--- Begin ---

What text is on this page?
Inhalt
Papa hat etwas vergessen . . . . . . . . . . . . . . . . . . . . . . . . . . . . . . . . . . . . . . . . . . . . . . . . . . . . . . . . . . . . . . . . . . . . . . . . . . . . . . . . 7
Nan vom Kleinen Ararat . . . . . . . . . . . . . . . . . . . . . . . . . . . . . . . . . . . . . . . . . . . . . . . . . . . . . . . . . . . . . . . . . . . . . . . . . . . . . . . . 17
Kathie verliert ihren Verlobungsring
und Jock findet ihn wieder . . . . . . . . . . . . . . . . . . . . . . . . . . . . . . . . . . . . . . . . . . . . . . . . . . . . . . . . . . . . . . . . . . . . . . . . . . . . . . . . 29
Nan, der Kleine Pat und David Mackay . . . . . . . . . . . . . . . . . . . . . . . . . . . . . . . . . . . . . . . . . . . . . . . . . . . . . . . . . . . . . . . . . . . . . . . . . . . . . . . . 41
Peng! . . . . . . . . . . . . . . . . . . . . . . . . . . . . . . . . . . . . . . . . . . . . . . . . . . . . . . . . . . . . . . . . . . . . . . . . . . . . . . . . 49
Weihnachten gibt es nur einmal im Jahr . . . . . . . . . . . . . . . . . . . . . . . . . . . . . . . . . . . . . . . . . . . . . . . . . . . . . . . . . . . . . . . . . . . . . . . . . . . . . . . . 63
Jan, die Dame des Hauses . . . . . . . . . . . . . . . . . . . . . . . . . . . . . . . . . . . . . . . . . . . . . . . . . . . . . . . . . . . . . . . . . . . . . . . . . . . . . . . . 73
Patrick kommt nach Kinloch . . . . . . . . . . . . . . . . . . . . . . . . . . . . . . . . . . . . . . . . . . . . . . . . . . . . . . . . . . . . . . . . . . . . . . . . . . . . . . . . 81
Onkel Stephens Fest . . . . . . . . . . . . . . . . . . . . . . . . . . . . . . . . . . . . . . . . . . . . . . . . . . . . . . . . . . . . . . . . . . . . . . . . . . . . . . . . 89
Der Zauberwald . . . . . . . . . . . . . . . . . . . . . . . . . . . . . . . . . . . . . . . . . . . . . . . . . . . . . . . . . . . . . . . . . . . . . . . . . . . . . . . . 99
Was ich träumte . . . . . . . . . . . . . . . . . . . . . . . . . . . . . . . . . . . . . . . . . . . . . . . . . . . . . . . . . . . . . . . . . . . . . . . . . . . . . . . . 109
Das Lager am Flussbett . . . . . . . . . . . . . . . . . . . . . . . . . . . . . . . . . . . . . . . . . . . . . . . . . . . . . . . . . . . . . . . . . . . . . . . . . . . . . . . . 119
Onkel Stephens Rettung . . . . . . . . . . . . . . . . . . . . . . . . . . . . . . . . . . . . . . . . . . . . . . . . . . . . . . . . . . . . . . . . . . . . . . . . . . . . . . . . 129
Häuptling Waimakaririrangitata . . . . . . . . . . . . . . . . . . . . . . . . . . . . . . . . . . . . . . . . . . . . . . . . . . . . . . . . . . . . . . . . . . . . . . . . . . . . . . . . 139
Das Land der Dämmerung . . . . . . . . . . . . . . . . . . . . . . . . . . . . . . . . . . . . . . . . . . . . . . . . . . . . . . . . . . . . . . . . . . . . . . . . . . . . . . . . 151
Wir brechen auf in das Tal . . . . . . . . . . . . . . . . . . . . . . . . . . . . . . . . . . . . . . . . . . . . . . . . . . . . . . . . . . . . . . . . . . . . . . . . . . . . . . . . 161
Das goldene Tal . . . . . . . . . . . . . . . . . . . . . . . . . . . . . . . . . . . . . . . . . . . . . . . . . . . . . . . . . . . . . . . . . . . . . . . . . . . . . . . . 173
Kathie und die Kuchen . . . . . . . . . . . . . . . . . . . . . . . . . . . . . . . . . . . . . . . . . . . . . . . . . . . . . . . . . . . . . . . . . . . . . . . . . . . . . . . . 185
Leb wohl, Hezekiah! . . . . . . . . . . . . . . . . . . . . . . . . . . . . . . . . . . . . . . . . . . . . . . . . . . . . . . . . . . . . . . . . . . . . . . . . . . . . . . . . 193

--- End ---

WHAT IS NEEDED:
Every line of the records above needs to be given again exactly.

IN RESPONSE:
What text is on this page?
Inhalt
Papa hat etwas vergessen . . . . . . . . . . . . . . . . . . . . . . . . . . . . . . . . . . . . . . . . . . . . . . . . . . . . . . . . . . . . . . . . . . . . . . . . . . . . . . . . 7
Nan vom Kleinen Ararat . . . . . . . . . . . . . . . . . . . . . . . . . . . . . . . . . . . . . . . . . . . . . . . . . . . . . . . . . . . . . . . . . . . . . . . . . . . . . . . . 17
Kathie verliert ihren Verlobungsring
und Jock findet ihn wieder . . . . . . . . . . . . . . . . . . . . . . . . . . . . . . . . . . . . . . . . . . . . . . . . . . . . . . . . . . . . . . . . . . . . . . . . . . . . . . . . 29
Nan, der Kleine Pat und David Mackay . . . . . . . . . . . . . . . . . . . . . . . . . . . . . . . . . . . . . . . . . . . . . . . . . . . . . . . . . . . . . . . . . . . . . . . . . . . . . . . . 41
Peng! . . . . . . . . . . . . . . . . . . . . . . . . . . . . . . . . . . . . . . . . . . . . . . . . . . . . . . . . . . . . . . . . . . . . . . . . . . . . . . . . 49
Weihnachten gibt es nur einmal im Jahr . . . . . . . . . . . . . . . . . . . . . . . . . . . . . . . . . . . . . . . . . . . . . . . . . . . . . . . . . . . . . . . . . . . . . . . . . . . . . . . . 63
Jan, die Dame des Hauses . . . . . . . . . . . . . . . . . . . . . . . . . . . . . . . . . . . . . . . . . . . . . . . . . . . . . . . . . . . . . . . . . . . . . . . . . . . . . . . . 73
Patrick kommt nach Kinloch . . . . . . . . . . . . . . . . . . . . . . . . . . . . . . . . . . . . . . . . . . . . . . . . . . . . . . . . . . . . . . . . . . . . . . . . . . . . . . . . 81
Onkel Stephens Fest . . . . . . . . . . . . . . . . . . . . . . . . . . . . . . . . . . . . . . . . . . . . . . . . . . . . . . . . . . . . . . . . . . . . . . . . . . . . . . . . 89
Der Zauberwald . . . . . . . . . . . . . . . . . . . . . . . . . . . . . . . . . . . . . . . . . . . . . . . . . . . . . . . . . . . . . . . . . . . . . . . . . . . . . . . . 99
Was ich träumte . . . . . . . . . . . . . . . . . . . . . . . . . . . . . . . . . . . . . . . . . . . . . . . . . . . . . . . . . . . . . . . . . . . . . . . . . . . . . . . . 109
Das Lager am Flussbett . . . . . . . . . . . . . . . . . . . . . . . . . . . . . . . . . . . . . . . . . . . . . . . . . . . . . . . . . . . . . . . . . . . . . . . . . . . . . . . . 119
Onkel Stephens Rettung . . . . . . . . . . . . . . . . . . . . . . . . . . . . . . . . . . . . . . . . . . . . . . . . . . . . . . . . . . . . . . . . . . . . . . . . . . . . . . . . 129
Häuptling Waimakaririrangitata . . . . . . . . . . . . . . . . . . . . . . . . . . . . . . . . . . . . . . . . . . . . . . . . . . . . . . . . . . . . . . . . . . . . . . . . . . . . . . . . 139
Das Land der Dämmerung . . . . . . . . . . . . . . . . . . . . . . . . . . . . . . . . . . . . . . . . . . . . . . . . . . . . . . . . . . . . . . . . . . . . . . . . . . . . . . . . 151
Wir brechen auf in das Tal . . . . . . . . . . . . . . . . . . . . . . . . . . . . . . . . . . . . . . . . . . . . . . . . . . . . . . . . . . . . . . . . . . . . . . . . . . . . . . . . 161
Das goldene Tal . . . . . . . . . . . . . . . . . . . . . . . . . . . . . . . . . . . . . . . . . . . . . . . . . . . . . . . . . . . . . . . . . . . . . . . . . . . . . . . . 173
Kathie und die Kuchen . . . . . . . . . . . . . . . . . . . . . . . . . . . . . . . . . . . . . . . . . . . . . . . . . . . . . . . . . . . . . . . . . . . . . . . . . . . . . . . . 185
Leb wohl, Hezekiah! . . . . . . . . . . . . . . . . . . . . . . . . . . . . . . . . . . . . . . . . . . . . . . . . . . . . . . . . . . . . . . . . . . . . . . . . . . . . . . . . 193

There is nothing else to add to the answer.